▸ Selected extract:
------------
Opinion
Case No. 07-32016, Adv. Proc. No. 08-3070.
April 21, 2009
FOR PLAINTIFF/DEBTOR: MAURICE K. GUINN, ESQ. Knoxville, Tennessee. FOR DEFENDANTS: THOMAS H. DICKENSON, ESQ. Knoxville, Tennessee.
MEMORANDUM OPINION
THE COURT: I thought all issues were fully explored in the Motion for Partial Summary Judgment filed by Webb Mtn and the Cross Motion for Partial Summary Judgment filed by the Defendants, together with the Defendants' Amended Motion to Dismiss, but the Defendants filed another motion on March 3, 2009, a Motion by Defendants for Judgment on the Pleadings as to Counts XII and XIII of the Amended Complaint. When we got through with the other motions, Counts XI, XII, and XIII of the Amended Complaint remained viable and then this Motion for Judgment on the Pleadings was filed. I do not intend to rehash all the facts. The parties are familiar with them and I set them out in fairly extensive detail in the February 11, 2009 Memorandum dealing with the dismissal motion and respective summary judgment motions. It is a pretty narrow issue that the Defendants have raised in the present motion. Reading from that motion:
Defendants aver that both Counts XII and XIII are predicated upon the Plaintiffs utilization of 11 U.S.C. § 544, combined with Tennessee's fraudulent conveyance statute, to avoid certain transfers that occurred on September 18, 2007, a date that was three months after the date of the filing of the Debtor's petition. Defendants further aver that 11 U.S.C. § 544 may only be utilized by the Trustee (or here, Debtor in Possession) to avoid transfers that occurred prior to the date of the petition.
------------
▸ Layout annotation records:

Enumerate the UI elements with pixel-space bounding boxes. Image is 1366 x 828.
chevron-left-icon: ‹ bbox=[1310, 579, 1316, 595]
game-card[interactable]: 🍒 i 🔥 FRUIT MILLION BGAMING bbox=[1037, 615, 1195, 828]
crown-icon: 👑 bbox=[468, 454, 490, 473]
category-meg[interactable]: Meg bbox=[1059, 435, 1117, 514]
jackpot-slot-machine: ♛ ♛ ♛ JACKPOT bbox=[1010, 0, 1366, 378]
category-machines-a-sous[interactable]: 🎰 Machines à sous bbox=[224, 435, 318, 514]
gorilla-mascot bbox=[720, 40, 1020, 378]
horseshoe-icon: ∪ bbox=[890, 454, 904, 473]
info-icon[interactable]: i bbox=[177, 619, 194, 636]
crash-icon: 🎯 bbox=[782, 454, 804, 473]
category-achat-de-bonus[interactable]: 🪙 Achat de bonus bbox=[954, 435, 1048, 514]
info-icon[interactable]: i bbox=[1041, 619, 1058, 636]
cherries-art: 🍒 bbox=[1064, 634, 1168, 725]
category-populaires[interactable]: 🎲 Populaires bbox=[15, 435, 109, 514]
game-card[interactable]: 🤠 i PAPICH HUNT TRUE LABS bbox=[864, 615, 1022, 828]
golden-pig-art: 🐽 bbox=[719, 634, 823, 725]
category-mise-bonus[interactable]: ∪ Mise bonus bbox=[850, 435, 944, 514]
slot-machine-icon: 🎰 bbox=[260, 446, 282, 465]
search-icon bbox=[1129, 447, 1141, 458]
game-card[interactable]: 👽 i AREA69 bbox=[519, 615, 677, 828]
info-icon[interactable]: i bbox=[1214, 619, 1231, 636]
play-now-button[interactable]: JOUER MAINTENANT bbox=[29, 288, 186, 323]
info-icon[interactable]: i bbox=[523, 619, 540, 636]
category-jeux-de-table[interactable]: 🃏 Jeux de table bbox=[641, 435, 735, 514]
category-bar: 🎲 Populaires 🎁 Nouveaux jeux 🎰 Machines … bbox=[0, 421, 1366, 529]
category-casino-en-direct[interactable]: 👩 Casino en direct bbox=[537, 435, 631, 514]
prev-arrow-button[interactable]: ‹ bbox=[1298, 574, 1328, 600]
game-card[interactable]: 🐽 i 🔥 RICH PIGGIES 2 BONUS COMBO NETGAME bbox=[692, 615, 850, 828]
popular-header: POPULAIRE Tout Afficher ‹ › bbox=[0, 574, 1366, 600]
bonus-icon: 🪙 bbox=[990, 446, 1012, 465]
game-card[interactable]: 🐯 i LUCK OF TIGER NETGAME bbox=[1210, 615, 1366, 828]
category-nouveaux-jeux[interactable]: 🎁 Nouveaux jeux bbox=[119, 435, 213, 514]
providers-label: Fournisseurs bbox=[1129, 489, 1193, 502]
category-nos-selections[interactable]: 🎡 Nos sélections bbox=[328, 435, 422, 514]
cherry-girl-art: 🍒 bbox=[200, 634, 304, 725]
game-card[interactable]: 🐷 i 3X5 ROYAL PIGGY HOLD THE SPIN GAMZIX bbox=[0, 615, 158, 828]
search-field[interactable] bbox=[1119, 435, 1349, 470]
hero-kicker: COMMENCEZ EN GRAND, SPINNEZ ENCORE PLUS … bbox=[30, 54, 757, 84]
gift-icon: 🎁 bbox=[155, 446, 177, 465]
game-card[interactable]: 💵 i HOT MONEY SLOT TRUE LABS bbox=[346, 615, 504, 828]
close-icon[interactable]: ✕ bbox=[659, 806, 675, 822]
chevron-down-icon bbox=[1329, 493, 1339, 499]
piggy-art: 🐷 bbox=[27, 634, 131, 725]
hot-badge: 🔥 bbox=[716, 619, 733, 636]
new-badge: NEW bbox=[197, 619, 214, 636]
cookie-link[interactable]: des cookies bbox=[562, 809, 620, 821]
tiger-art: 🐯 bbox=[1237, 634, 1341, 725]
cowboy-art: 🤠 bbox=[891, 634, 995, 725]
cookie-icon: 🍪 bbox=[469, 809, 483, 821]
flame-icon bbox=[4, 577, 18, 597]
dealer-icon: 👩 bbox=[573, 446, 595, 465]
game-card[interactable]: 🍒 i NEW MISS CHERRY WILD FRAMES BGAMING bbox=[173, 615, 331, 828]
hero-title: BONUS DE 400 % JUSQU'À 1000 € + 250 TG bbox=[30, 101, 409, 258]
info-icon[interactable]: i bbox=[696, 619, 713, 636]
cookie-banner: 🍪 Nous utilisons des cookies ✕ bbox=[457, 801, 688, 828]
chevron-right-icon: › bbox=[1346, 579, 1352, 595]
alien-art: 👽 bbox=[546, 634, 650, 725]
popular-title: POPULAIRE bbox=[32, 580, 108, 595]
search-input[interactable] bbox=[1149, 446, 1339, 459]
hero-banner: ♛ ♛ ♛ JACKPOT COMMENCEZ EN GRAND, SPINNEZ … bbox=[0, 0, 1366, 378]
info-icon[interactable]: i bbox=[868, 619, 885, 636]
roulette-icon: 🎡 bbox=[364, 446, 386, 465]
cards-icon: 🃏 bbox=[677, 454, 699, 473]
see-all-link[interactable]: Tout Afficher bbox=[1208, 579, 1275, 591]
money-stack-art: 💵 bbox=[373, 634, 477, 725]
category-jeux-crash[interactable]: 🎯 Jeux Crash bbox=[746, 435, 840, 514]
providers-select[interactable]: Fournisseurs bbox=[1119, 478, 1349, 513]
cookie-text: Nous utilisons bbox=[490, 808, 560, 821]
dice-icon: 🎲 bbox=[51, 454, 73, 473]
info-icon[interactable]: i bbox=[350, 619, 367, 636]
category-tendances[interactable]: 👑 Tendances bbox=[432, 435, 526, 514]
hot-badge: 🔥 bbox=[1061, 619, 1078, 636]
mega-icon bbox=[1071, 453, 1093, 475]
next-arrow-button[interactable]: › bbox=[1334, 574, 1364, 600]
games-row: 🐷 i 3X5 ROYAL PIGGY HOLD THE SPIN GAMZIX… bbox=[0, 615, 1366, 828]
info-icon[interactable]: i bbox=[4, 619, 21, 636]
------------
▸ Challenge:
Answer these questions from the memorandum opinion above, one answer per line.
1. On what date did the Defendants file their Motion for Judgment on the Pleadings?
2. Which counts of the Amended Complaint remained viable after the earlier motions were resolved?
3. On what date did the transfers the Plaintiff seeks to avoid occur?

▸ Exercise result:
1. March 3, 2009
2. Counts XI, XII, and XIII
3. September 18, 2007